**STATED TASK**.
Rewrite each of the entries below with every "running" changed to "stopped" and nothing else altered.

== == ==

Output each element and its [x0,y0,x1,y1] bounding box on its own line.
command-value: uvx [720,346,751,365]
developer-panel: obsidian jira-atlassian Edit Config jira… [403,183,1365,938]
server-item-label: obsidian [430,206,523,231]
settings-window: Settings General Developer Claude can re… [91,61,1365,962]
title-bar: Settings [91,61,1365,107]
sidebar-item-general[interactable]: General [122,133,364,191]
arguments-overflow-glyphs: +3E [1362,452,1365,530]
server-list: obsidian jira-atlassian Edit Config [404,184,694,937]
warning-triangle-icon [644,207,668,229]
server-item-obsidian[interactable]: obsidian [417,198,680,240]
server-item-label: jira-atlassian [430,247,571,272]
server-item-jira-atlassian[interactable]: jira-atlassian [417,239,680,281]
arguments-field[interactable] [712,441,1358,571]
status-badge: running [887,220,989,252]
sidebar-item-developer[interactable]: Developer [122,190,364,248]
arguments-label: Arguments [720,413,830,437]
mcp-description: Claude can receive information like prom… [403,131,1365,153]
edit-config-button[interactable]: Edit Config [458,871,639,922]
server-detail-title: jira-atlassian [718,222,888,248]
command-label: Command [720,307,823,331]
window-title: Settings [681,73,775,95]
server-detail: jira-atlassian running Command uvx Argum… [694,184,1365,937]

== == ==

**FULL RESPONSE**.
Output each element and its [x0,y0,x1,y1] bounding box on its own line.
command-value: uvx [720,346,751,365]
developer-panel: obsidian jira-atlassian Edit Config jira… [403,183,1365,938]
server-item-label: obsidian [430,206,523,231]
settings-window: Settings General Developer Claude can re… [91,61,1365,962]
title-bar: Settings [91,61,1365,107]
sidebar-item-general[interactable]: General [122,133,364,191]
arguments-overflow-glyphs: +3E [1362,452,1365,530]
server-list: obsidian jira-atlassian Edit Config [404,184,694,937]
warning-triangle-icon [644,207,668,229]
server-item-obsidian[interactable]: obsidian [417,198,680,240]
server-item-label: jira-atlassian [430,247,571,272]
server-item-jira-atlassian[interactable]: jira-atlassian [417,239,680,281]
arguments-field[interactable] [712,441,1358,571]
status-badge: stopped [887,220,989,252]
sidebar-item-developer[interactable]: Developer [122,190,364,248]
arguments-label: Arguments [720,413,830,437]
mcp-description: Claude can receive information like prom… [403,131,1365,153]
edit-config-button[interactable]: Edit Config [458,871,639,922]
server-detail-title: jira-atlassian [718,222,888,248]
command-label: Command [720,307,823,331]
window-title: Settings [681,73,775,95]
server-detail: jira-atlassian stopped Command uvx Argum… [694,184,1365,937]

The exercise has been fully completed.